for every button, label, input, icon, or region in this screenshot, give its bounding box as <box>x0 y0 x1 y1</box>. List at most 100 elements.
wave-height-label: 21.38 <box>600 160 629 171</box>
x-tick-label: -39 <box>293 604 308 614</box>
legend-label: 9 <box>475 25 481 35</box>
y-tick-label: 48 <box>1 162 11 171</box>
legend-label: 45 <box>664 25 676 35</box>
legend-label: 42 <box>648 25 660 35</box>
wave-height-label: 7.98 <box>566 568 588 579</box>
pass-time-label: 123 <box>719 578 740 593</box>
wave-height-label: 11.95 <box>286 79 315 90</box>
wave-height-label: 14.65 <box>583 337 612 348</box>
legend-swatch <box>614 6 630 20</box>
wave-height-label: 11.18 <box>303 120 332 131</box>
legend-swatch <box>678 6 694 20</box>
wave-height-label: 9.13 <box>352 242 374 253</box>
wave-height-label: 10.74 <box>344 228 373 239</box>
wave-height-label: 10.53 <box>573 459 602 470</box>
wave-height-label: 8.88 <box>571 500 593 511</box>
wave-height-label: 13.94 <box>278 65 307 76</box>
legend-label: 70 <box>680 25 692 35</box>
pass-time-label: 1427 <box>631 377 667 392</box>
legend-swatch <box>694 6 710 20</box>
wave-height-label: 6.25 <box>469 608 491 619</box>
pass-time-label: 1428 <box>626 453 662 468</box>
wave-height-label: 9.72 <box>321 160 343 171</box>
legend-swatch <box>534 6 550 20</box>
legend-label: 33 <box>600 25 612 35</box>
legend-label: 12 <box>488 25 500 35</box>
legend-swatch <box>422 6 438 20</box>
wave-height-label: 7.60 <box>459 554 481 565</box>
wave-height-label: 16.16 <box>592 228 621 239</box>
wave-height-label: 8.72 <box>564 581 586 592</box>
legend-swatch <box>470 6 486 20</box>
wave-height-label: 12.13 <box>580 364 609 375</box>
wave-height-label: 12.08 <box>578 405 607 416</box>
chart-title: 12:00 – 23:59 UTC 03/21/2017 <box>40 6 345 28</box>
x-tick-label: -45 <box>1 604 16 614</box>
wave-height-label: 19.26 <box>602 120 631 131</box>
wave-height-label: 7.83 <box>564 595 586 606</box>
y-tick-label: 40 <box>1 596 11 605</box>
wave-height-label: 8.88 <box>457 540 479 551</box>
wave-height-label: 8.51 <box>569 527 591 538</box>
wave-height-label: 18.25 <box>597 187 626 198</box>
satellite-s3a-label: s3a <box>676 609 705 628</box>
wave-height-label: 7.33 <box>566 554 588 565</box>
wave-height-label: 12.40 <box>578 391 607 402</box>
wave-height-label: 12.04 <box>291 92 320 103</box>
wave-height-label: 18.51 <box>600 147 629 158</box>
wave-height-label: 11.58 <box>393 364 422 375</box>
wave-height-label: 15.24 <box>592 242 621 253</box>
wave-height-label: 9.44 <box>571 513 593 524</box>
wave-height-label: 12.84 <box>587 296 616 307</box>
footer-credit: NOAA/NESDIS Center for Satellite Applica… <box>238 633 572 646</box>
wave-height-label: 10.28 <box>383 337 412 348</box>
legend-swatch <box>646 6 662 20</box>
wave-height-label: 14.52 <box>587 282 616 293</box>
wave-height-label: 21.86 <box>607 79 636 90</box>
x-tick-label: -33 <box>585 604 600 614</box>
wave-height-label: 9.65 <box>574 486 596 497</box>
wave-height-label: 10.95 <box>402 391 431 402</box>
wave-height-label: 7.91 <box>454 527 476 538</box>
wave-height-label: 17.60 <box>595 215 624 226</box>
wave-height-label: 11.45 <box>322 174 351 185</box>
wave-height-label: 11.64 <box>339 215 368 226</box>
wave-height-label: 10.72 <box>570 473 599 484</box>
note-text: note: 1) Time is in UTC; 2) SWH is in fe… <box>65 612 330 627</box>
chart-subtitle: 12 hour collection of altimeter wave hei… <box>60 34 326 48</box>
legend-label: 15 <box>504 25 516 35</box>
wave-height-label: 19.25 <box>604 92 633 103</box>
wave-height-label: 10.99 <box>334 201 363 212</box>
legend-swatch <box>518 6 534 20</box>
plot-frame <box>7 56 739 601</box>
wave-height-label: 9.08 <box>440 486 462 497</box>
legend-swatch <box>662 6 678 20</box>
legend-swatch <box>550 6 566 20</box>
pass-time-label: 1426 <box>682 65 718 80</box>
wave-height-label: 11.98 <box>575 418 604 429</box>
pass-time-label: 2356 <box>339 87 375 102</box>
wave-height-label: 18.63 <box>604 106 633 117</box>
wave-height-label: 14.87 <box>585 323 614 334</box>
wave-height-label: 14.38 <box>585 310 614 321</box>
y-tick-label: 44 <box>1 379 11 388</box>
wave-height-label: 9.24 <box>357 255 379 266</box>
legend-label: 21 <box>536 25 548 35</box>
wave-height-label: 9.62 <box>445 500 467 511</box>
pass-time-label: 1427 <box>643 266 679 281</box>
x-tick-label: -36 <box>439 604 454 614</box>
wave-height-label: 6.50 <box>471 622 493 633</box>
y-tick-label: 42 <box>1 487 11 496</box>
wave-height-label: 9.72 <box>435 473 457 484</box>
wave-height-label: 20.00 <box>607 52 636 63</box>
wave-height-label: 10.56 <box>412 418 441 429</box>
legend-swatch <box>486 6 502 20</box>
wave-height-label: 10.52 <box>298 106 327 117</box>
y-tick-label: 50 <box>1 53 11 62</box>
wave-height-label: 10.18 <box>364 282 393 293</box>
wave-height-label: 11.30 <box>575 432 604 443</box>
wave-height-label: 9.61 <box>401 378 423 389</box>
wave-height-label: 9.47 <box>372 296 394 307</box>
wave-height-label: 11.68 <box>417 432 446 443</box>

+---+

[DESCRIPTION OF THE TASK] Reproduce every record above line for line, with no changes of any kind.

[CORRECT OUTPUT]
for every button, label, input, icon, or region in this screenshot, give its bounding box as <box>x0 y0 x1 y1</box>. List at most 100 elements.
wave-height-label: 21.38 <box>600 160 629 171</box>
x-tick-label: -39 <box>293 604 308 614</box>
legend-label: 9 <box>475 25 481 35</box>
y-tick-label: 48 <box>1 162 11 171</box>
legend-label: 45 <box>664 25 676 35</box>
legend-label: 42 <box>648 25 660 35</box>
wave-height-label: 7.98 <box>566 568 588 579</box>
pass-time-label: 123 <box>719 578 740 593</box>
wave-height-label: 11.95 <box>286 79 315 90</box>
wave-height-label: 14.65 <box>583 337 612 348</box>
legend-swatch <box>614 6 630 20</box>
wave-height-label: 11.18 <box>303 120 332 131</box>
legend-swatch <box>678 6 694 20</box>
wave-height-label: 9.13 <box>352 242 374 253</box>
wave-height-label: 10.74 <box>344 228 373 239</box>
wave-height-label: 10.53 <box>573 459 602 470</box>
wave-height-label: 8.88 <box>571 500 593 511</box>
wave-height-label: 13.94 <box>278 65 307 76</box>
legend-label: 70 <box>680 25 692 35</box>
pass-time-label: 1427 <box>631 377 667 392</box>
legend-swatch <box>694 6 710 20</box>
wave-height-label: 6.25 <box>469 608 491 619</box>
pass-time-label: 1428 <box>626 453 662 468</box>
wave-height-label: 9.72 <box>321 160 343 171</box>
legend-swatch <box>534 6 550 20</box>
legend-label: 33 <box>600 25 612 35</box>
legend-label: 12 <box>488 25 500 35</box>
legend-swatch <box>422 6 438 20</box>
wave-height-label: 7.60 <box>459 554 481 565</box>
wave-height-label: 16.16 <box>592 228 621 239</box>
wave-height-label: 8.72 <box>564 581 586 592</box>
legend-swatch <box>470 6 486 20</box>
wave-height-label: 12.13 <box>580 364 609 375</box>
wave-height-label: 12.08 <box>578 405 607 416</box>
chart-title: 12:00 – 23:59 UTC 03/21/2017 <box>40 6 345 28</box>
x-tick-label: -45 <box>1 604 16 614</box>
wave-height-label: 19.26 <box>602 120 631 131</box>
wave-height-label: 7.83 <box>564 595 586 606</box>
y-tick-label: 40 <box>1 596 11 605</box>
wave-height-label: 8.88 <box>457 540 479 551</box>
wave-height-label: 8.51 <box>569 527 591 538</box>
wave-height-label: 18.25 <box>597 187 626 198</box>
satellite-s3a-label: s3a <box>676 609 705 628</box>
wave-height-label: 7.33 <box>566 554 588 565</box>
wave-height-label: 12.40 <box>578 391 607 402</box>
wave-height-label: 12.04 <box>291 92 320 103</box>
wave-height-label: 18.51 <box>600 147 629 158</box>
wave-height-label: 11.58 <box>393 364 422 375</box>
wave-height-label: 15.24 <box>592 242 621 253</box>
wave-height-label: 9.44 <box>571 513 593 524</box>
wave-height-label: 12.84 <box>587 296 616 307</box>
footer-credit: NOAA/NESDIS Center for Satellite Applica… <box>238 633 572 646</box>
wave-height-label: 10.28 <box>383 337 412 348</box>
legend-swatch <box>646 6 662 20</box>
wave-height-label: 14.52 <box>587 282 616 293</box>
wave-height-label: 21.86 <box>607 79 636 90</box>
x-tick-label: -33 <box>585 604 600 614</box>
wave-height-label: 9.65 <box>574 486 596 497</box>
wave-height-label: 10.95 <box>402 391 431 402</box>
wave-height-label: 7.91 <box>454 527 476 538</box>
wave-height-label: 17.60 <box>595 215 624 226</box>
wave-height-label: 11.45 <box>322 174 351 185</box>
wave-height-label: 11.64 <box>339 215 368 226</box>
wave-height-label: 10.72 <box>570 473 599 484</box>
note-text: note: 1) Time is in UTC; 2) SWH is in fe… <box>65 612 330 627</box>
chart-subtitle: 12 hour collection of altimeter wave hei… <box>60 34 326 48</box>
legend-label: 15 <box>504 25 516 35</box>
wave-height-label: 19.25 <box>604 92 633 103</box>
wave-height-label: 10.99 <box>334 201 363 212</box>
legend-swatch <box>518 6 534 20</box>
plot-frame <box>7 56 739 601</box>
wave-height-label: 9.08 <box>440 486 462 497</box>
legend-swatch <box>662 6 678 20</box>
legend-swatch <box>550 6 566 20</box>
pass-time-label: 1426 <box>682 65 718 80</box>
wave-height-label: 11.98 <box>575 418 604 429</box>
pass-time-label: 2356 <box>339 87 375 102</box>
wave-height-label: 18.63 <box>604 106 633 117</box>
wave-height-label: 14.87 <box>585 323 614 334</box>
wave-height-label: 14.38 <box>585 310 614 321</box>
y-tick-label: 44 <box>1 379 11 388</box>
wave-height-label: 9.24 <box>357 255 379 266</box>
legend-label: 21 <box>536 25 548 35</box>
wave-height-label: 9.62 <box>445 500 467 511</box>
pass-time-label: 1427 <box>643 266 679 281</box>
x-tick-label: -36 <box>439 604 454 614</box>
wave-height-label: 6.50 <box>471 622 493 633</box>
y-tick-label: 42 <box>1 487 11 496</box>
wave-height-label: 9.72 <box>435 473 457 484</box>
wave-height-label: 20.00 <box>607 52 636 63</box>
wave-height-label: 10.56 <box>412 418 441 429</box>
legend-swatch <box>486 6 502 20</box>
wave-height-label: 10.52 <box>298 106 327 117</box>
y-tick-label: 50 <box>1 53 11 62</box>
wave-height-label: 10.18 <box>364 282 393 293</box>
wave-height-label: 11.30 <box>575 432 604 443</box>
wave-height-label: 9.61 <box>401 378 423 389</box>
wave-height-label: 9.47 <box>372 296 394 307</box>
wave-height-label: 11.68 <box>417 432 446 443</box>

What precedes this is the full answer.